Directions for this task
What is the number of lines in the entries that include the word "places"? Respond with the number only.

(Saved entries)
## start

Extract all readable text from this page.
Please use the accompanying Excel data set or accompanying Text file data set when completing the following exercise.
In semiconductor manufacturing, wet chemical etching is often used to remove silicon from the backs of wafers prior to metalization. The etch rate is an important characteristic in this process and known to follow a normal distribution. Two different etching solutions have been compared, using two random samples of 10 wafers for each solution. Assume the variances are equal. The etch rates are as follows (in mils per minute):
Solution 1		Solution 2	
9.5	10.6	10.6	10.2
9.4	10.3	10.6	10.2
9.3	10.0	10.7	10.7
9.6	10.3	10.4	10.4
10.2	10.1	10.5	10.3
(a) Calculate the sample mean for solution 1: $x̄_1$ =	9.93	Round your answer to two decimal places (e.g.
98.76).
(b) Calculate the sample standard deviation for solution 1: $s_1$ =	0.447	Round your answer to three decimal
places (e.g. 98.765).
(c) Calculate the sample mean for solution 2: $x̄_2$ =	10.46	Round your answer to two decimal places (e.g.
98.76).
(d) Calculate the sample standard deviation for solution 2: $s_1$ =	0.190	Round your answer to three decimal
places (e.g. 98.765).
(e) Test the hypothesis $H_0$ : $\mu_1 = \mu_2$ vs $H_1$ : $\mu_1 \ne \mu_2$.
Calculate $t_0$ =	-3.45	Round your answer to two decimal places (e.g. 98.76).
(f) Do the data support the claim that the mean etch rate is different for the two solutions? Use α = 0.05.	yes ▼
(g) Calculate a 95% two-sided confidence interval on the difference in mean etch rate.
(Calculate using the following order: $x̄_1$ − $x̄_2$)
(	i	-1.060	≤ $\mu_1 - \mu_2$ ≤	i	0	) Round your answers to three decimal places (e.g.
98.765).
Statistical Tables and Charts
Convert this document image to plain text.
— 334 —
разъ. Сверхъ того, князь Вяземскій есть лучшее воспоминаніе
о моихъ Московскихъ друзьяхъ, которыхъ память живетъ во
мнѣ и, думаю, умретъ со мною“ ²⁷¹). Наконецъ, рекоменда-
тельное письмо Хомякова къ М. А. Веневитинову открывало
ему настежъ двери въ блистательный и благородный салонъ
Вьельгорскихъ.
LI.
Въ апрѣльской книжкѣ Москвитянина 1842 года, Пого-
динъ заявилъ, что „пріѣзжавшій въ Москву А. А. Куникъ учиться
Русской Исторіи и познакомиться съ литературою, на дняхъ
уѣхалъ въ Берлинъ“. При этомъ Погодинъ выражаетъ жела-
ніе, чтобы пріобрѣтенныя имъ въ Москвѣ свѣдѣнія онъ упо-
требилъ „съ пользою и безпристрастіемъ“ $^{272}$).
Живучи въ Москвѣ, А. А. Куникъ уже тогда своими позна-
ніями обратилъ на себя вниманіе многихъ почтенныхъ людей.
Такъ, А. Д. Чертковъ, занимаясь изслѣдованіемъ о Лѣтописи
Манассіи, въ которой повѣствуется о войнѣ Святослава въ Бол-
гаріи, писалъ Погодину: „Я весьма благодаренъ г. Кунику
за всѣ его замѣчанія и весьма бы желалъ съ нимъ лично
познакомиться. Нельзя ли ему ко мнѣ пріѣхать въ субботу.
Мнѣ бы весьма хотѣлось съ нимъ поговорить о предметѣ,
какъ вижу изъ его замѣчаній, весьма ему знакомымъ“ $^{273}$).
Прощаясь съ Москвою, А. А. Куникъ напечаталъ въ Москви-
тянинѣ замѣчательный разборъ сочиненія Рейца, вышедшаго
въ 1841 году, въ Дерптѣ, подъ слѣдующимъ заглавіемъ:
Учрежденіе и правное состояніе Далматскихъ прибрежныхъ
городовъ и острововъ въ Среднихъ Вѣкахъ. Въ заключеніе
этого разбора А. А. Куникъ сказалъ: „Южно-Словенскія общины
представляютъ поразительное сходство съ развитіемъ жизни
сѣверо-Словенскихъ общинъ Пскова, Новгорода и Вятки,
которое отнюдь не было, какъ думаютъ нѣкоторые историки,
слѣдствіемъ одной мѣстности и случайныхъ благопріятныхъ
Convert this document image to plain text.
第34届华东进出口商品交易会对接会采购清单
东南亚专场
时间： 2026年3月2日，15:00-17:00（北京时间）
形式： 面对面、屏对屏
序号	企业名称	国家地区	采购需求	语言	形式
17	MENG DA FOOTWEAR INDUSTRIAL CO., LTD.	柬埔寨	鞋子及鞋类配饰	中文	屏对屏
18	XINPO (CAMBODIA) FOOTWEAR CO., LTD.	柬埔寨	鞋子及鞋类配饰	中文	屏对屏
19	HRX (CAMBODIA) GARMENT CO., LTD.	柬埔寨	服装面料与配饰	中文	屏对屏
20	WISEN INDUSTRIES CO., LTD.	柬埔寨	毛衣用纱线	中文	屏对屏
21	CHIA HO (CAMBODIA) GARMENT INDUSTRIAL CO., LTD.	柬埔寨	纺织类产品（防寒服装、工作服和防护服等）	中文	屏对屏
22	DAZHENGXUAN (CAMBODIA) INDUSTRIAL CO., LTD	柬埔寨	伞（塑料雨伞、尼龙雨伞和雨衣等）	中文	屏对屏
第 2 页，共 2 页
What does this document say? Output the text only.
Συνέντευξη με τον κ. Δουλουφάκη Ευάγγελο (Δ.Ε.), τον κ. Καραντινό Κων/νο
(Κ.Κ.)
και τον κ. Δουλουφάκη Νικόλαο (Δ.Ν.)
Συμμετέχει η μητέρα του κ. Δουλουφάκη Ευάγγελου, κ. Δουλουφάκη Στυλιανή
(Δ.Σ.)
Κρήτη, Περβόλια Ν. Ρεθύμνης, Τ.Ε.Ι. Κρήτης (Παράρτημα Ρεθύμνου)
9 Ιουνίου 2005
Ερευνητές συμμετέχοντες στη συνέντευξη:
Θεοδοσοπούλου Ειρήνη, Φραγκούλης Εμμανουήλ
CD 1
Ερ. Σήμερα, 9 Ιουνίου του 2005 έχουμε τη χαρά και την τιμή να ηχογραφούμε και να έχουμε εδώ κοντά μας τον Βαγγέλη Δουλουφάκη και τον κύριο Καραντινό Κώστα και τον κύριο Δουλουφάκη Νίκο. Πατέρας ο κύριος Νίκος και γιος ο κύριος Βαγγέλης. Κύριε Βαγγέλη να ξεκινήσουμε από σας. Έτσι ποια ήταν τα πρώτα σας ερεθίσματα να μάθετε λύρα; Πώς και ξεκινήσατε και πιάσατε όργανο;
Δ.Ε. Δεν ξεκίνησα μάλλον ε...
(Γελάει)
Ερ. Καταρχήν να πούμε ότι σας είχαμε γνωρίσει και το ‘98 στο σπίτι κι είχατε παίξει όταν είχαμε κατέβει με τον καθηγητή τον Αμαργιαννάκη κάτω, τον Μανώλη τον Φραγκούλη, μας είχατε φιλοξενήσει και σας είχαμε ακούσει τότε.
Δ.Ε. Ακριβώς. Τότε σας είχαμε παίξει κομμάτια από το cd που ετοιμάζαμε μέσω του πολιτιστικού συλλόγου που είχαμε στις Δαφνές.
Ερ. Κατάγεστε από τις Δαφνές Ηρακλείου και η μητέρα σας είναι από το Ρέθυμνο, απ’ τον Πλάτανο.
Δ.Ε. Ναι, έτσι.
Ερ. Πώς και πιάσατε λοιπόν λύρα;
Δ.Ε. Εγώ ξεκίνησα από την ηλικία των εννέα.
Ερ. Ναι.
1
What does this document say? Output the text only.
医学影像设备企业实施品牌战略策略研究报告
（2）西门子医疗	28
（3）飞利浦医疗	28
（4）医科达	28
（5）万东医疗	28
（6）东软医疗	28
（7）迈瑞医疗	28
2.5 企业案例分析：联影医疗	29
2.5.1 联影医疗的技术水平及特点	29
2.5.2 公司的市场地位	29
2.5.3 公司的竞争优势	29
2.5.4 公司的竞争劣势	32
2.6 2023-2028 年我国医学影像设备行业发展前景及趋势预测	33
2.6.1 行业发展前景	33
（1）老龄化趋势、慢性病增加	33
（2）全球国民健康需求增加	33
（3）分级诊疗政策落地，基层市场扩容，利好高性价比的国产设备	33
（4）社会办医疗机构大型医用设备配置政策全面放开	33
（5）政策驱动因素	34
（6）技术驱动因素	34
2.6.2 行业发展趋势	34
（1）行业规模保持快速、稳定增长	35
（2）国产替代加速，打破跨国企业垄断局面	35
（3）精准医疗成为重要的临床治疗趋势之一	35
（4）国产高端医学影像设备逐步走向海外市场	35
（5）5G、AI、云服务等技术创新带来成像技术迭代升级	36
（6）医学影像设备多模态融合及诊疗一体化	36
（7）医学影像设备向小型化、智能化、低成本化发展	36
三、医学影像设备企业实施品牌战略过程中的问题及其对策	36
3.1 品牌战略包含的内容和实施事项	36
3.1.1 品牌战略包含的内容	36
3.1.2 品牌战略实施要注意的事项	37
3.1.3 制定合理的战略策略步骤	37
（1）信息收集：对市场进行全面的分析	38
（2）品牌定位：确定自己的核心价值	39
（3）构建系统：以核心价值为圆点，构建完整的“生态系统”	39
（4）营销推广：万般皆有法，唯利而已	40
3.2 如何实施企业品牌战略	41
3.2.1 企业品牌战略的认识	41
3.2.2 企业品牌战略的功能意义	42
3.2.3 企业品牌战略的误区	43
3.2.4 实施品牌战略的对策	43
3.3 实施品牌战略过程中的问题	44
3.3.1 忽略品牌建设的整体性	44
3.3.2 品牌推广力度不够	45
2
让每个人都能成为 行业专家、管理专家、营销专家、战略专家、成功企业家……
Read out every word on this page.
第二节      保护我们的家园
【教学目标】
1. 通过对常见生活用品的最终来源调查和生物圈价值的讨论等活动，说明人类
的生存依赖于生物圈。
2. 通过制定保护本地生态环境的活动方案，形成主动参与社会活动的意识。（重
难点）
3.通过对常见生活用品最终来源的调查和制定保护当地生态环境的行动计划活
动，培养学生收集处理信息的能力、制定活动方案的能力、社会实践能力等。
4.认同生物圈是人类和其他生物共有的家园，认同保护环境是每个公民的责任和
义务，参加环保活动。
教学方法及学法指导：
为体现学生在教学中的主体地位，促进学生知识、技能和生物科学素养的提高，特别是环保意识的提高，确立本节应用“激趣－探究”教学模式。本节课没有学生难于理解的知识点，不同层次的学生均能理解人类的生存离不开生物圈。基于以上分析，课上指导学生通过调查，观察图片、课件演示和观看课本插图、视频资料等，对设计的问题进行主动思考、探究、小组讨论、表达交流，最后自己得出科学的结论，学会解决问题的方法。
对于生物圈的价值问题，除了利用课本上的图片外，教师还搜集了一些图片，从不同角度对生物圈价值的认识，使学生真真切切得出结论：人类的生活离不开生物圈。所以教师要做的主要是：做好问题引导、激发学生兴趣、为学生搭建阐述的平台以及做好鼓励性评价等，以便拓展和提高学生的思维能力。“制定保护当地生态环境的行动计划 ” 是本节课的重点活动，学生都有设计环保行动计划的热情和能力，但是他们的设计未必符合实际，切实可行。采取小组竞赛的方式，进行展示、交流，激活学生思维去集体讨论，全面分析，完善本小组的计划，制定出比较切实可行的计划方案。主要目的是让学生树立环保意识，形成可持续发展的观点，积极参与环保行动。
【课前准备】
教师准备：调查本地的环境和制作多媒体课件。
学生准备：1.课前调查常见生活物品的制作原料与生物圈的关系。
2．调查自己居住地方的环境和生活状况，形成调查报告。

## end

Task output
6